• Your goal:
Tally up the lines carrying the string "JSON" and respond with only the resulting number.

• Dataset extract:
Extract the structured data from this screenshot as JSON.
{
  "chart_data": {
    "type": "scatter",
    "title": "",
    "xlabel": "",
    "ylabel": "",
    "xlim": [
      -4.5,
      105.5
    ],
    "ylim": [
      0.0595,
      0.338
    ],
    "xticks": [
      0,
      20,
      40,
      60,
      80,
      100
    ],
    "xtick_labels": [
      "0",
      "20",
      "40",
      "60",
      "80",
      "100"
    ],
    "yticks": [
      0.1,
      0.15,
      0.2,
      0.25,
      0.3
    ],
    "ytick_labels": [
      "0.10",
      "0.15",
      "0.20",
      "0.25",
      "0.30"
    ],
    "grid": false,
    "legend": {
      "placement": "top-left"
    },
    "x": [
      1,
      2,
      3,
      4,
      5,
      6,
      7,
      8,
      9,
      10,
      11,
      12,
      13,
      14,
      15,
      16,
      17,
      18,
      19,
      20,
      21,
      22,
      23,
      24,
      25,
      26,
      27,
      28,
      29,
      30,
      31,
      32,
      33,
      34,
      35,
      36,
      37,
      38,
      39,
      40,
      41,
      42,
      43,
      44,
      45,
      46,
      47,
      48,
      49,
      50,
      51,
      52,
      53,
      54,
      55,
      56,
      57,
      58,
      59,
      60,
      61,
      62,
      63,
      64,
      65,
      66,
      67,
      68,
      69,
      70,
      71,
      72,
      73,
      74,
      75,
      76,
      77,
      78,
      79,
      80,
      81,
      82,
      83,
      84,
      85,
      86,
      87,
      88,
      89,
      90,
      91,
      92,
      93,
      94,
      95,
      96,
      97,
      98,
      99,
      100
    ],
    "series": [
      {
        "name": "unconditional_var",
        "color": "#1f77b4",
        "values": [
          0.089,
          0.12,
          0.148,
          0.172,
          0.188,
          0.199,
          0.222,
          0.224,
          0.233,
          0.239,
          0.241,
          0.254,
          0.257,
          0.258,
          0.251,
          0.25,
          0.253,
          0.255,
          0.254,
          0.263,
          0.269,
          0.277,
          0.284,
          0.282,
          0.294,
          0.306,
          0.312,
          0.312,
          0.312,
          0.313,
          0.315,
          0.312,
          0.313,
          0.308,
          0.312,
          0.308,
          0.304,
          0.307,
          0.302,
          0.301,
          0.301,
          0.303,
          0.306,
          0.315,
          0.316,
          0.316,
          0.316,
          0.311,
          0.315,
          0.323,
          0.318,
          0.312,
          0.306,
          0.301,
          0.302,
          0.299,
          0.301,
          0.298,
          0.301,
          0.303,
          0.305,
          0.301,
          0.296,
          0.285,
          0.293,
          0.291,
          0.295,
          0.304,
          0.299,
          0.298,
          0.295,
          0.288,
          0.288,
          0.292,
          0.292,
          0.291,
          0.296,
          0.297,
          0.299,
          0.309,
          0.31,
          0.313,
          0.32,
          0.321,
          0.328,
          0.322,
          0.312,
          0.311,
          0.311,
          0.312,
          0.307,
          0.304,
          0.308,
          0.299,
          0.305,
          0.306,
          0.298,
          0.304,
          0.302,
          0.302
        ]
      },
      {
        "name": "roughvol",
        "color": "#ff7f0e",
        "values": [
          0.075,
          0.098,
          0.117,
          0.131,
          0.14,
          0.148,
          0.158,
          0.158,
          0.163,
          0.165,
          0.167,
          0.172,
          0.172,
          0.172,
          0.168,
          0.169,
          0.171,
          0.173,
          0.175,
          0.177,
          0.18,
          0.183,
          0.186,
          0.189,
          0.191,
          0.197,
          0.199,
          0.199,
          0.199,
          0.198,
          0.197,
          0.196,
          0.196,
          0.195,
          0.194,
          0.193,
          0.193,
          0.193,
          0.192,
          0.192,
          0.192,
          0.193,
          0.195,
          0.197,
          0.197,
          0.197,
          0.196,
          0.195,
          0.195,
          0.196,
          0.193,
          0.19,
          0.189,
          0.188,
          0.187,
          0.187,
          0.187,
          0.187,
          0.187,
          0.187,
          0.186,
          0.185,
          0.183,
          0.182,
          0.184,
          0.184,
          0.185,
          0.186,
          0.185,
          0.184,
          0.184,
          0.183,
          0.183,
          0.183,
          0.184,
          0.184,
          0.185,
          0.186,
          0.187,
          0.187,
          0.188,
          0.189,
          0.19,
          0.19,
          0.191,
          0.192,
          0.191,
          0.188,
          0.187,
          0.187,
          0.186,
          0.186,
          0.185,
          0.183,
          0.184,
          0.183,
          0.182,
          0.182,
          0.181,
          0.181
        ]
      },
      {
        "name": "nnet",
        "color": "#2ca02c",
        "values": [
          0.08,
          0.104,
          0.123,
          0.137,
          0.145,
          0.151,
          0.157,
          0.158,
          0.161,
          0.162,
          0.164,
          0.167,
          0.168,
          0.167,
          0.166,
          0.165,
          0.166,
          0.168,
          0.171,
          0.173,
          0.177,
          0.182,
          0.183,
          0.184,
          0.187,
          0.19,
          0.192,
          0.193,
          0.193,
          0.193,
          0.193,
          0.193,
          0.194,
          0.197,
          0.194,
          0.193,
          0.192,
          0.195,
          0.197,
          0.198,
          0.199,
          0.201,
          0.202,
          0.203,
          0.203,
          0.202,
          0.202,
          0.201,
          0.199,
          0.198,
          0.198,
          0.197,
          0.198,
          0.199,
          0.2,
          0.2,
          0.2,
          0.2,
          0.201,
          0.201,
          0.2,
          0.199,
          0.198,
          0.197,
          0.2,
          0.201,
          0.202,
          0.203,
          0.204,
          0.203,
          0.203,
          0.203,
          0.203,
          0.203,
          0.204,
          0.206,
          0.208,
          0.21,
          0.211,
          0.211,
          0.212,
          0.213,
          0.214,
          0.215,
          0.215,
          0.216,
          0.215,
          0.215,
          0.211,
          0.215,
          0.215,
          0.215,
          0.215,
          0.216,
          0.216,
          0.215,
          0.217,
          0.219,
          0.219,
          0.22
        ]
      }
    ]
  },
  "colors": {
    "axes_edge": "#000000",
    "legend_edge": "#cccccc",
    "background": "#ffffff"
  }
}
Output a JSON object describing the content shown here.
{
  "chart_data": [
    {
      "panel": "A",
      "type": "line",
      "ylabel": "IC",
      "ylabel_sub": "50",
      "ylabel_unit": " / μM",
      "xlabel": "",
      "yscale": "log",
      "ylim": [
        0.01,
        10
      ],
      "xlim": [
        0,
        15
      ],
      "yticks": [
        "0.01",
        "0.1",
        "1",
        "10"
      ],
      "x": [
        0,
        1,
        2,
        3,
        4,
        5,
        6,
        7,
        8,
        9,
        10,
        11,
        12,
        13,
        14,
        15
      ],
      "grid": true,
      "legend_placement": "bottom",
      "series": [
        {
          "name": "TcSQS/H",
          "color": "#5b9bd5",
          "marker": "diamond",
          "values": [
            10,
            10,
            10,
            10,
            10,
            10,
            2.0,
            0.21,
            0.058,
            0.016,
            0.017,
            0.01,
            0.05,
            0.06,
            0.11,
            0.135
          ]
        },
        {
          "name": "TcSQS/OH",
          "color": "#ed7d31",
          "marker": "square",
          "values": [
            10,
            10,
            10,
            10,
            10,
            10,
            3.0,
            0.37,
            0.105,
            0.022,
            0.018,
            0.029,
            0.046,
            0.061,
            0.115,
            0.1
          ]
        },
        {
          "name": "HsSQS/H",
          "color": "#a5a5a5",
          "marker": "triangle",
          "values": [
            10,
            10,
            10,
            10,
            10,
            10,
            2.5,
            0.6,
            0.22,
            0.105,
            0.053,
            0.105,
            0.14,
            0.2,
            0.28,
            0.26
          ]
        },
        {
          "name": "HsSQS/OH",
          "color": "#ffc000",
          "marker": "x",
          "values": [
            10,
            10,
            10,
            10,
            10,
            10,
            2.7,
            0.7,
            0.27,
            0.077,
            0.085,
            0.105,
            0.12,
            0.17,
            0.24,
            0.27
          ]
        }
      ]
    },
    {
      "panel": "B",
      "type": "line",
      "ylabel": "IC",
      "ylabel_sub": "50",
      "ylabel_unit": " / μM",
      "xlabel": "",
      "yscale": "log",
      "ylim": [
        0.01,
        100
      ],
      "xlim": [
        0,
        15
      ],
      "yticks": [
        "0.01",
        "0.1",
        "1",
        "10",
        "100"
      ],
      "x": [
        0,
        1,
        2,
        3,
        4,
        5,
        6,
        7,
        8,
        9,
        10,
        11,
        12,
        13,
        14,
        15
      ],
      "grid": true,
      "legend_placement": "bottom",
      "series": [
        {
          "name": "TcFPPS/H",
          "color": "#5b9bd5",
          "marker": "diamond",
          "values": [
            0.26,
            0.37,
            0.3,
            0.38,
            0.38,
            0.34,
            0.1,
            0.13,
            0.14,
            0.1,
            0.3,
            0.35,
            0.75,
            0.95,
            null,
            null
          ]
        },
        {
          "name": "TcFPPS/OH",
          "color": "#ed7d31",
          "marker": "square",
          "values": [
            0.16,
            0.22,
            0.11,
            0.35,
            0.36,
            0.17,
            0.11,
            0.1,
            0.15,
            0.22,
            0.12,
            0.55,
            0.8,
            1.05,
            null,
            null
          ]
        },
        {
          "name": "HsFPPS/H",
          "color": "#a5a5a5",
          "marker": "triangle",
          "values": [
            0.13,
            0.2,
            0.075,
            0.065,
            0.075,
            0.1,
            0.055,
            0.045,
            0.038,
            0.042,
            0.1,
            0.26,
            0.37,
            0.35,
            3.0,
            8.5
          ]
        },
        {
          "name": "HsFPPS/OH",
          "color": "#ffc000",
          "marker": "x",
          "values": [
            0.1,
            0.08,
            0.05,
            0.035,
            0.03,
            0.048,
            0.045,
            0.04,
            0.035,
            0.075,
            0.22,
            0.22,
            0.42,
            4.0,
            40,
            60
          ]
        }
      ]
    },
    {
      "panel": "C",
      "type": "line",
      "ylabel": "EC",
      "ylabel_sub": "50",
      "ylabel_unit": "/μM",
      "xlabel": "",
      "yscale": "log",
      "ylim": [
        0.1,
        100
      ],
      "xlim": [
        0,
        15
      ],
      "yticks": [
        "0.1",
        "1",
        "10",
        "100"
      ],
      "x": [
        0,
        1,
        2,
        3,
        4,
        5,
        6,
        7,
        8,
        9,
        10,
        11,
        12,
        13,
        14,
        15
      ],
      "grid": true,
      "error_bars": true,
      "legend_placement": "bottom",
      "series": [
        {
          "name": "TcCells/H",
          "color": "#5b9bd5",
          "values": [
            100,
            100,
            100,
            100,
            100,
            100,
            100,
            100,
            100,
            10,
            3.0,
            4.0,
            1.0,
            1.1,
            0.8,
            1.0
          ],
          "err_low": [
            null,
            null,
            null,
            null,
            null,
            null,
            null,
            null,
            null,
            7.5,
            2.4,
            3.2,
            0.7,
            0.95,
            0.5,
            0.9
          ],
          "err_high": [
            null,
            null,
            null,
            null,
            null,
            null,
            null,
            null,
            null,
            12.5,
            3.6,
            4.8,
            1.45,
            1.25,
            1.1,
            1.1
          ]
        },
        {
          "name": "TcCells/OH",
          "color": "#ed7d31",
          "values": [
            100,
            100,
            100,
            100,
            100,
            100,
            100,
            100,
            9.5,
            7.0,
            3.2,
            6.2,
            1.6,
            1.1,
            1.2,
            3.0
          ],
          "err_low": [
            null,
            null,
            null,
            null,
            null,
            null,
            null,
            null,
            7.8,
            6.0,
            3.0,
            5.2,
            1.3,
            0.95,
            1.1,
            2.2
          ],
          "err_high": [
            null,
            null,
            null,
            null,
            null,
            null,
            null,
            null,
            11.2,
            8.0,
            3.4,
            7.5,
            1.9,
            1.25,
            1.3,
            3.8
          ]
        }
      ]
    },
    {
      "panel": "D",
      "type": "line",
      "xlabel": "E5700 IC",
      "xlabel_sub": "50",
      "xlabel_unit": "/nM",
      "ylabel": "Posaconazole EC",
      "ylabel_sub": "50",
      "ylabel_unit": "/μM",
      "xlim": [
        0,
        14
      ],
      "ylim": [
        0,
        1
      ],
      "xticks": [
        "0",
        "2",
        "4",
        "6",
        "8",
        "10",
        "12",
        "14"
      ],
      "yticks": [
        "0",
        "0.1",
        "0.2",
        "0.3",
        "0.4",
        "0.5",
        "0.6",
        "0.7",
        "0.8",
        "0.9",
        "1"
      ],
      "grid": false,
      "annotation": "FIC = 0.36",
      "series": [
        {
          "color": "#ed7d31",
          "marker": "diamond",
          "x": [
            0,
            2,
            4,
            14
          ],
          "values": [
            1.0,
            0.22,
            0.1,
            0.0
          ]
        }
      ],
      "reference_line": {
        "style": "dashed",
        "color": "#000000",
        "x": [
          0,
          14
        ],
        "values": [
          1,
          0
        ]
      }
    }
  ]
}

• Response:
2